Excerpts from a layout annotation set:
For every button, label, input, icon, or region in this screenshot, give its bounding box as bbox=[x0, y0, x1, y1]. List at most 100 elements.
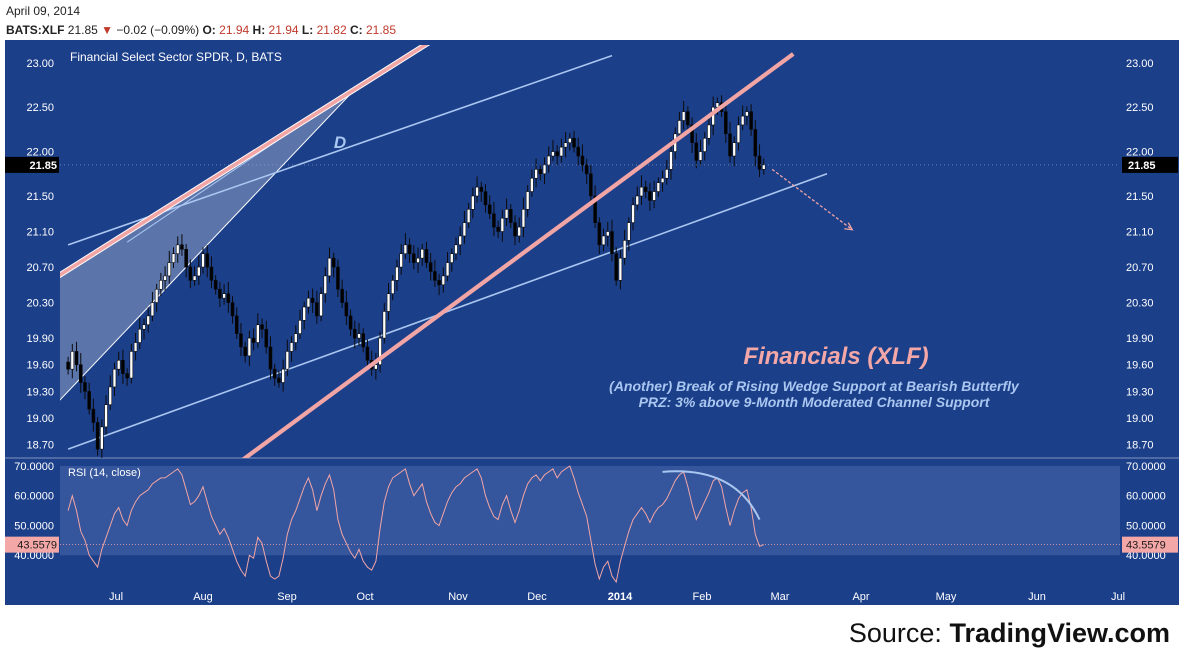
candle-body bbox=[399, 253, 403, 268]
candle-body bbox=[213, 280, 218, 290]
candle-body bbox=[197, 266, 201, 277]
candle-body bbox=[538, 169, 543, 175]
candle-body bbox=[761, 164, 766, 170]
candle-body bbox=[268, 346, 273, 370]
candle-body bbox=[285, 351, 290, 370]
candle-body bbox=[509, 209, 513, 223]
last-price-tag-left-text: 21.85 bbox=[29, 160, 57, 172]
rsi-axis-tick-left: 70.0000 bbox=[14, 461, 54, 473]
candle-body bbox=[121, 360, 125, 374]
high-value: 21.94 bbox=[268, 23, 299, 37]
rsi-band bbox=[60, 465, 1120, 556]
annotation-title: Financials (XLF) bbox=[743, 343, 928, 370]
candle-body bbox=[690, 124, 694, 143]
candle-body bbox=[306, 297, 311, 308]
last-price-tag-right-text: 21.85 bbox=[1128, 160, 1156, 172]
candle-body bbox=[618, 257, 623, 281]
candle-body bbox=[420, 248, 425, 259]
candle-body bbox=[681, 111, 686, 121]
candle-body bbox=[496, 226, 500, 232]
candle-body bbox=[361, 333, 366, 348]
candle-body bbox=[222, 293, 226, 299]
candle-body bbox=[171, 253, 176, 263]
candle-body bbox=[180, 244, 184, 250]
candle-body bbox=[551, 151, 555, 157]
candle-body bbox=[424, 248, 429, 263]
pattern-point-d: D bbox=[334, 133, 346, 152]
candle-body bbox=[555, 151, 559, 157]
price-axis-tick-left: 18.70 bbox=[26, 440, 54, 452]
candle-body bbox=[95, 422, 100, 450]
candle-body bbox=[656, 182, 661, 192]
candle-body bbox=[138, 328, 142, 343]
candle-body bbox=[500, 217, 505, 232]
candle-body bbox=[302, 306, 306, 321]
candle-body bbox=[749, 111, 753, 130]
candle-body bbox=[386, 293, 391, 312]
x-axis-tick: May bbox=[936, 591, 957, 603]
price-axis-tick-left: 21.50 bbox=[26, 191, 54, 203]
price-chart[interactable]: 23.00 23.00 22.50 22.50 22.00 22.00 21.50 21.50… bbox=[0, 40, 1184, 608]
candle-body bbox=[605, 231, 610, 237]
last-price-tag-left bbox=[5, 156, 59, 173]
candle-body bbox=[445, 262, 450, 277]
candle-body bbox=[584, 164, 589, 175]
projection-arrow bbox=[771, 168, 853, 231]
candle-body bbox=[517, 226, 521, 237]
candle-body bbox=[331, 257, 336, 268]
candle-body bbox=[336, 266, 340, 290]
x-axis-tick: Dec bbox=[527, 591, 547, 603]
price-axis-tick-left: 22.50 bbox=[26, 102, 54, 114]
low-label: L: bbox=[301, 23, 314, 37]
candle-body bbox=[175, 244, 180, 255]
candle-body bbox=[218, 288, 222, 299]
candle-body bbox=[298, 320, 302, 334]
candle-body bbox=[665, 169, 669, 179]
candle-body bbox=[150, 302, 155, 317]
candle-body bbox=[627, 222, 631, 241]
candle-body bbox=[289, 342, 294, 352]
candle-body bbox=[546, 155, 551, 166]
candle-body bbox=[698, 151, 703, 161]
candle-body bbox=[234, 315, 239, 334]
candle-body bbox=[264, 328, 269, 348]
price-axis-tick-right: 19.30 bbox=[1126, 386, 1154, 398]
rsi-axis-tick-left: 50.0000 bbox=[14, 520, 54, 532]
candle-body bbox=[458, 235, 462, 246]
candle-body bbox=[205, 253, 210, 268]
candle-body bbox=[622, 240, 627, 259]
source-prefix: Source: bbox=[848, 618, 942, 648]
candle-body bbox=[256, 324, 260, 343]
candle-body bbox=[230, 302, 235, 317]
rsi-tag-left bbox=[5, 536, 59, 553]
candle-body bbox=[412, 253, 416, 263]
price-axis-tick-left: 20.70 bbox=[26, 262, 54, 274]
candle-body bbox=[100, 426, 104, 450]
chart-date: April 09, 2014 bbox=[6, 4, 81, 18]
candle-body bbox=[466, 209, 471, 223]
price-axis-tick-right: 19.00 bbox=[1126, 413, 1154, 425]
x-axis-tick: Mar bbox=[771, 591, 790, 603]
close-value: 21.85 bbox=[365, 23, 397, 37]
candle-body bbox=[226, 293, 231, 303]
candle-body bbox=[660, 177, 665, 183]
candle-body bbox=[353, 328, 357, 339]
chart-title: Financial Select Sector SPDR, D, BATS bbox=[70, 50, 282, 64]
rsi-axis-tick-right: 70.0000 bbox=[1126, 461, 1166, 473]
candle-body bbox=[576, 146, 581, 157]
candle-body bbox=[593, 195, 597, 223]
rsi-axis-tick-right: 50.0000 bbox=[1126, 520, 1166, 532]
candle-body bbox=[635, 195, 640, 206]
wedge-support-line bbox=[241, 52, 795, 458]
candle-body bbox=[66, 361, 70, 370]
candle-body bbox=[108, 386, 113, 406]
candle-body bbox=[686, 111, 690, 126]
annotation-line-1: (Another) Break of Rising Wedge Support … bbox=[609, 378, 1020, 394]
price-axis-tick-right: 23.00 bbox=[1126, 58, 1154, 70]
candle-body bbox=[462, 222, 467, 237]
x-axis-tick: Jul bbox=[109, 591, 123, 603]
candle-body bbox=[407, 244, 412, 255]
x-axis-tick: 2014 bbox=[608, 591, 633, 603]
candle-body bbox=[639, 186, 644, 197]
candle-body bbox=[694, 142, 699, 161]
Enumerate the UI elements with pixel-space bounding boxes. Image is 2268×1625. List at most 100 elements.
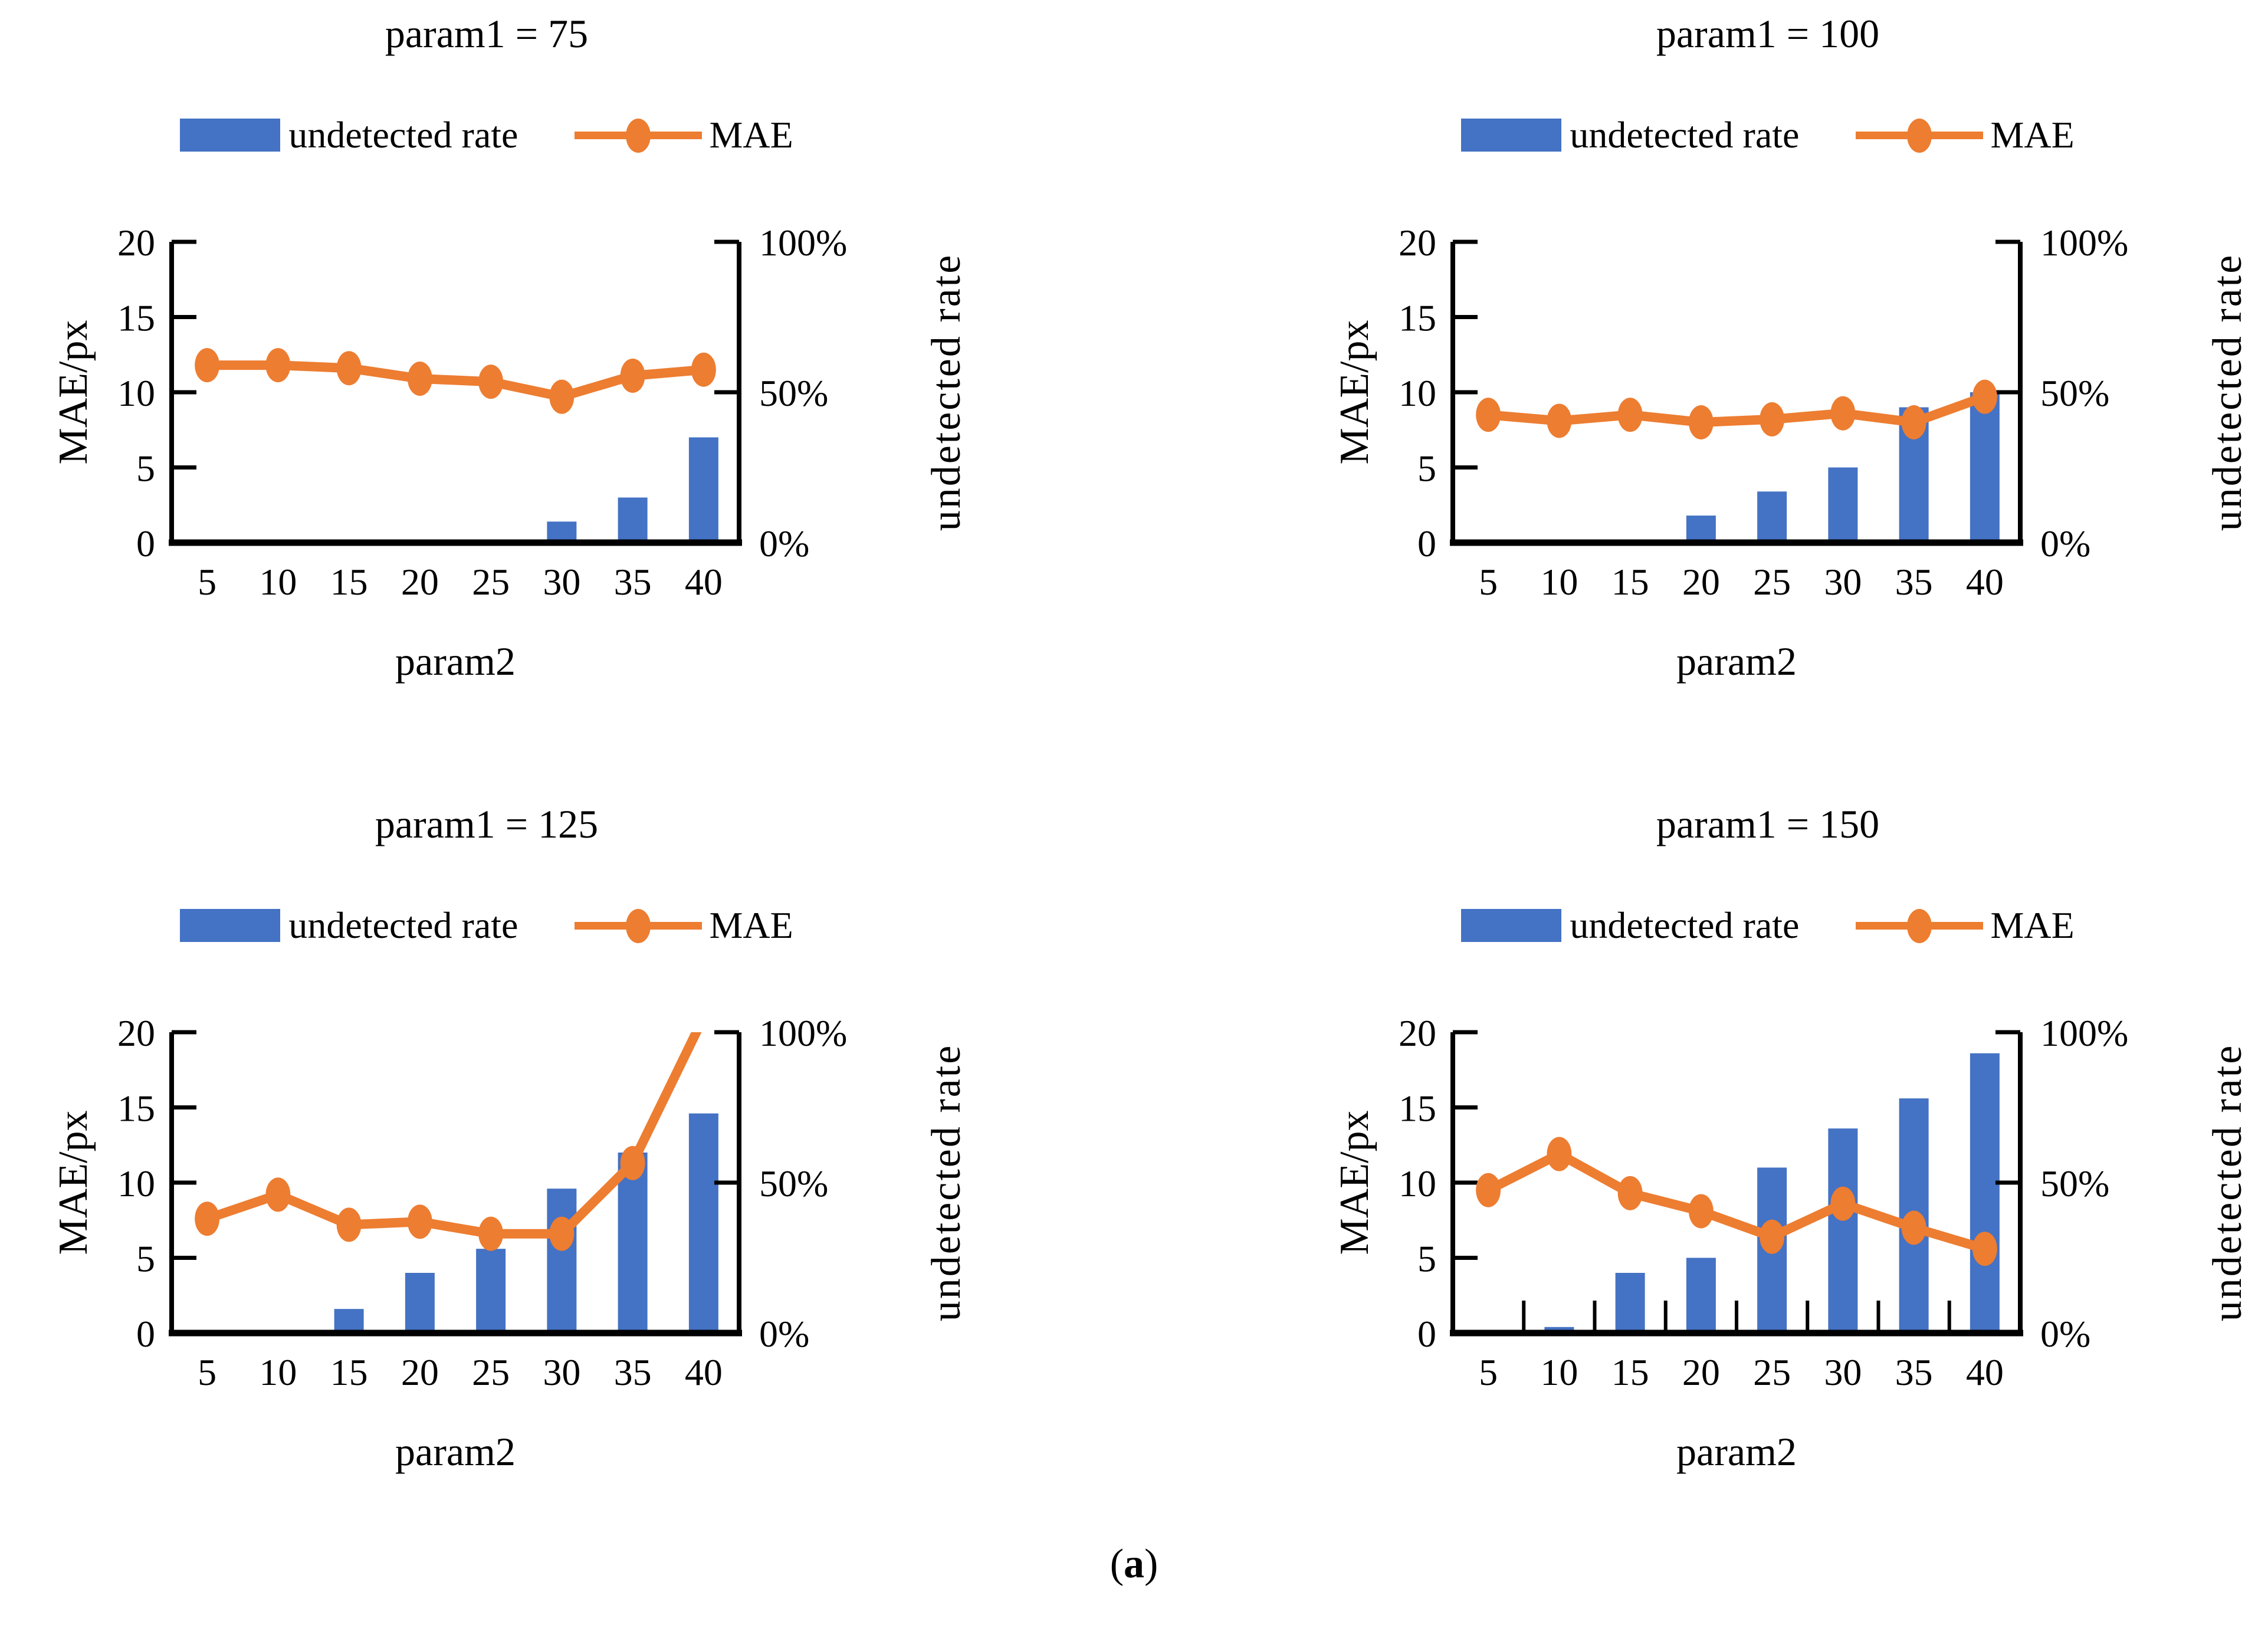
x-axis-title: param2 xyxy=(1676,639,1797,684)
x-axis-tick-label: 5 xyxy=(198,561,216,603)
bar-param2-40 xyxy=(688,1113,718,1333)
chart-panel-param1-125: param1 = 125 undetected rate MAE 0 5 10 15 2… xyxy=(35,796,1050,1581)
chart-legend: undetected rate MAE xyxy=(35,113,938,157)
left-axis-tick-label: 20 xyxy=(1399,1012,1436,1054)
mae-point-param2-35 xyxy=(620,1145,645,1180)
panel-title: param1 = 75 xyxy=(385,11,589,56)
legend-bar-label: undetected rate xyxy=(288,114,518,156)
mae-point-param2-35 xyxy=(1901,405,1926,439)
left-axis-tick-label: 0 xyxy=(136,523,155,564)
caption-letter: a xyxy=(1124,1541,1144,1587)
right-axis-tick-label: 100% xyxy=(2040,222,2128,264)
x-axis-tick-label: 5 xyxy=(198,1351,216,1393)
right-axis-tick-label: 0% xyxy=(759,1313,809,1355)
legend-line-label: MAE xyxy=(709,114,793,156)
right-axis-title: undetected rate xyxy=(2205,253,2250,531)
right-axis-tick-label: 100% xyxy=(2040,1012,2128,1054)
chart-legend: undetected rate MAE xyxy=(1317,113,2219,157)
caption-close-paren: ) xyxy=(1144,1541,1158,1587)
left-axis-tick-label: 15 xyxy=(1399,1088,1436,1130)
mae-point-param2-30 xyxy=(1830,396,1856,431)
right-axis-tick-label: 50% xyxy=(759,1163,828,1204)
chart-canvas: 0 5 10 15 20 0% 50% 100% 5 10 15 20 25 30 35 40 xyxy=(1399,222,2128,603)
right-axis-tick-label: 0% xyxy=(2040,523,2090,564)
legend-line-marker xyxy=(575,904,703,947)
x-axis-tick-label: 20 xyxy=(401,1351,439,1393)
chart-panel-param1-75: param1 = 75 undetected rate MAE 0 5 10 15 20… xyxy=(35,6,1050,790)
mae-point-param2-15 xyxy=(1617,398,1643,432)
bar-param2-15 xyxy=(334,1309,364,1333)
panel-title: param1 = 125 xyxy=(375,802,599,846)
x-axis-tick-label: 25 xyxy=(472,561,510,603)
x-axis-tick-label: 30 xyxy=(1824,1351,1862,1393)
bar-param2-25 xyxy=(476,1249,506,1333)
x-axis-tick-label: 25 xyxy=(1753,561,1791,603)
legend-bar-swatch xyxy=(1461,909,1562,942)
x-axis-title: param2 xyxy=(395,639,516,684)
mae-point-param2-30 xyxy=(549,379,575,414)
legend-bar-label: undetected rate xyxy=(1570,114,1800,156)
legend-line-marker xyxy=(575,114,703,156)
x-axis-tick-label: 5 xyxy=(1479,1351,1498,1393)
left-axis-title: MAE/px xyxy=(51,320,96,465)
right-axis-tick-label: 50% xyxy=(759,372,828,414)
legend-bar-swatch xyxy=(180,119,281,152)
left-axis-title: MAE/px xyxy=(1332,320,1377,465)
x-axis-title: param2 xyxy=(395,1429,516,1474)
bar-param2-25 xyxy=(1757,491,1787,543)
dot-marker-icon xyxy=(626,119,651,153)
x-axis-tick-label: 35 xyxy=(1895,1351,1933,1393)
bar-param2-15 xyxy=(1615,1273,1645,1333)
legend-line-label: MAE xyxy=(709,904,793,946)
mae-point-param2-10 xyxy=(1547,403,1572,438)
x-axis-tick-label: 40 xyxy=(685,561,723,603)
x-axis-tick-label: 10 xyxy=(259,1351,297,1393)
x-axis-tick-label: 25 xyxy=(472,1351,510,1393)
left-axis-tick-label: 10 xyxy=(117,372,155,414)
x-axis-tick-label: 5 xyxy=(1479,561,1498,603)
panel-title: param1 = 150 xyxy=(1656,802,1880,846)
right-axis-tick-label: 100% xyxy=(759,222,847,264)
x-axis-tick-label: 15 xyxy=(330,1351,368,1393)
right-axis-title: undetected rate xyxy=(924,253,969,531)
left-axis-tick-label: 20 xyxy=(117,222,155,264)
bar-param2-30 xyxy=(547,521,577,543)
bar-param2-40 xyxy=(688,437,718,543)
mae-point-param2-25 xyxy=(478,1216,504,1251)
left-axis-tick-label: 0 xyxy=(1417,523,1436,564)
right-axis-tick-label: 0% xyxy=(2040,1313,2090,1355)
chart-legend: undetected rate MAE xyxy=(1317,904,2219,947)
x-axis-tick-label: 40 xyxy=(1966,561,2004,603)
mae-point-param2-10 xyxy=(1547,1137,1572,1171)
x-axis-tick-label: 10 xyxy=(1540,561,1578,603)
chart-canvas: 0 5 10 15 20 0% 50% 100% 5 10 15 20 25 30 35 40 xyxy=(117,1012,847,1393)
left-axis-tick-label: 5 xyxy=(1417,448,1436,490)
dot-marker-icon xyxy=(1907,119,1932,153)
x-axis-tick-label: 30 xyxy=(1824,561,1862,603)
mae-point-param2-20 xyxy=(407,362,432,396)
mae-point-param2-40 xyxy=(1972,1232,1997,1266)
bar-param2-40 xyxy=(1970,392,2000,543)
x-axis-tick-label: 30 xyxy=(543,561,580,603)
right-axis-title: undetected rate xyxy=(2205,1043,2250,1322)
right-axis-tick-label: 100% xyxy=(759,1012,847,1054)
mae-point-param2-25 xyxy=(478,365,504,399)
mae-point-param2-25 xyxy=(1760,1219,1785,1254)
mae-point-param2-30 xyxy=(1830,1186,1856,1221)
bar-param2-40 xyxy=(1970,1053,2000,1333)
panel-title: param1 = 100 xyxy=(1656,11,1880,56)
left-axis-title: MAE/px xyxy=(51,1110,96,1255)
x-axis-tick-label: 35 xyxy=(614,561,652,603)
legend-line-label: MAE xyxy=(1990,904,2075,946)
left-axis-tick-label: 5 xyxy=(1417,1238,1436,1280)
mae-point-param2-40 xyxy=(691,352,716,387)
bar-param2-35 xyxy=(618,1153,648,1333)
mae-point-param2-20 xyxy=(1688,405,1714,439)
left-axis-tick-label: 10 xyxy=(117,1163,155,1204)
x-axis-tick-label: 40 xyxy=(685,1351,723,1393)
chart-canvas: 0 5 10 15 20 0% 50% 100% 5 10 15 20 25 30 35 40 xyxy=(117,222,847,603)
mae-point-param2-15 xyxy=(336,1207,362,1242)
x-axis-tick-label: 15 xyxy=(1611,561,1649,603)
mae-point-param2-20 xyxy=(407,1204,432,1239)
mae-point-param2-35 xyxy=(1901,1210,1926,1245)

= Objective =
Reproduce verbatim the entries from the line containing "candle-body bbox=[399, 253, 403, 268]" through the line containing "last-price-tag-left bbox=[5, 156, 59, 173]", both lines included.

= Written answer =
candle-body bbox=[399, 253, 403, 268]
candle-body bbox=[213, 280, 218, 290]
candle-body bbox=[197, 266, 201, 277]
candle-body bbox=[538, 169, 543, 175]
candle-body bbox=[761, 164, 766, 170]
candle-body bbox=[268, 346, 273, 370]
candle-body bbox=[285, 351, 290, 370]
candle-body bbox=[509, 209, 513, 223]
last-price-tag-left-text: 21.85 bbox=[29, 160, 57, 172]
rsi-axis-tick-left: 70.0000 bbox=[14, 461, 54, 473]
candle-body bbox=[121, 360, 125, 374]
high-value: 21.94 bbox=[268, 23, 299, 37]
rsi-band bbox=[60, 465, 1120, 556]
annotation-title: Financials (XLF) bbox=[743, 343, 928, 370]
candle-body bbox=[690, 124, 694, 143]
candle-body bbox=[306, 297, 311, 308]
last-price-tag-right-text: 21.85 bbox=[1128, 160, 1156, 172]
candle-body bbox=[618, 257, 623, 281]
candle-body bbox=[420, 248, 425, 259]
candle-body bbox=[681, 111, 686, 121]
candle-body bbox=[496, 226, 500, 232]
candle-body bbox=[361, 333, 366, 348]
candle-body bbox=[222, 293, 226, 299]
candle-body bbox=[171, 253, 176, 263]
candle-body bbox=[180, 244, 184, 250]
candle-body bbox=[551, 151, 555, 157]
candle-body bbox=[424, 248, 429, 263]
pattern-point-d: D bbox=[334, 133, 346, 152]
candle-body bbox=[555, 151, 559, 157]
price-axis-tick-left: 18.70 bbox=[26, 440, 54, 452]
candle-body bbox=[95, 422, 100, 450]
candle-body bbox=[656, 182, 661, 192]
candle-body bbox=[138, 328, 142, 343]
candle-body bbox=[500, 217, 505, 232]
candle-body bbox=[302, 306, 306, 321]
candle-body bbox=[749, 111, 753, 130]
candle-body bbox=[386, 293, 391, 312]
x-axis-tick: May bbox=[936, 591, 957, 603]
price-axis-tick-left: 21.50 bbox=[26, 191, 54, 203]
price-chart[interactable]: 23.00 23.00 22.50 22.50 22.00 22.00 21.50 21.50… bbox=[0, 40, 1184, 608]
candle-body bbox=[605, 231, 610, 237]
last-price-tag-left bbox=[5, 156, 59, 173]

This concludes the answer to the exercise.